> **Trecho fornecido**:
▬▬▬▬▬▬
Se você procurar no Google “ler para crianças”, encontrará uma infinidade de sites dizendo por que você deveria fazer isso. Um site que aparece quase no topo dos resultados tem o título severo (e, por isso, um pouco incômodo) “Sete motivos pelos quais você deve ler para os seus filhos”. E outro site lista quinze benefícios da leitura para as crianças.

A maioria dos benefícios descritos nesses sites tem a ver com o aconchego e a aproximação que a leitura cria entre os pais e os filhos, as oportunidades para conversa e a compreensão mútua que são abertas pelas histórias, e as habilidades linguísticas e de pré-leitura e atitudes positivas em relação à leitura que as crianças desenvolvem quando adultos leem para elas. Tudo isso são bons motivos.

Mas eu quero focar em um motivo que raramente é citado em artigos sobre por que devemos ler para as nossas crianças. Esse talvez seja o motivo mais importante de todos. Aliás, esse motivo toca no cerne de por que os seres humanos em todo o mundo são atraídos pela ficção e por que essa atração começa a aparecer tão cedo na infância. O motivo é esse: 

Histórias de ficção oferecem uma simulação simplificada do mundo que nos ajuda a entender e lidar com o nosso mundo real complexo. Os aspectos do nosso mundo real que são geralmente mais desafiadores, e mais importantes para nós entendermos, são aspectos sociais.

Saber lidar com o mal e com o bem, reconhecer os desejos e necessidades dos outros, saber se comportar em relação aos outros para manter a sua amizade, e saber como ganhar o respeito da sociedade como um todo são algumas das habilidades mais importantes que devemos desenvolver para termos uma vida contente. As histórias que nós gostamos, e que as nossas crianças gostam, são sobre isso.

Elas não são explicitamente sobre como lidar com o mundo social, como um sermão. Em vez disso, elas são implicitamente sobre isso, então os ouvintes e leitores tem que construir as lições para si mesmos, cada um do seu próprio jeito. Lições construídas são muito mais poderosas do que aquelas que são transmitidas explicitamente.
▬▬▬▬▬▬
> **Dados coletados**:
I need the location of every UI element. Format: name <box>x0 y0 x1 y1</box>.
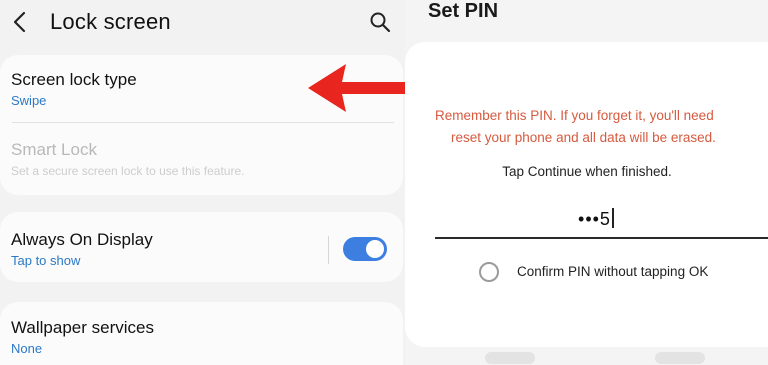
▬▬▬▬▬▬
> **Exercícios propostos**:
1. Extraia, sem nenhuma alteração, a parte do texto sobre ler para crianças que começa em "Saber lidar com" e termina em "são sobre isso.".
2. Responda com base no texto sobre ler para crianças:
(a) Quantos benefícios da leitura para as crianças são listados por outro site?
(b) Qual é o título do site que aparece quase no topo dos resultados?
(c) Segundo o texto, o que as histórias de ficção oferecem?

> **Gabarito**:
1.
Saber lidar com o mal e com o bem, reconhecer os desejos e necessidades dos outros, saber se comportar em relação aos outros para manter a sua amizade, e saber como ganhar o respeito da sociedade como um todo são algumas das habilidades mais importantes que devemos desenvolver para termos uma vida contente. As histórias que nós gostamos, e que as nossas crianças gostam, são sobre isso.

2.
(a) Quinze benefícios.
(b) "Sete motivos pelos quais você deve ler para os seus filhos".
(c) Uma simulação simplificada do mundo, que nos ajuda a entender e lidar com o nosso mundo real complexo.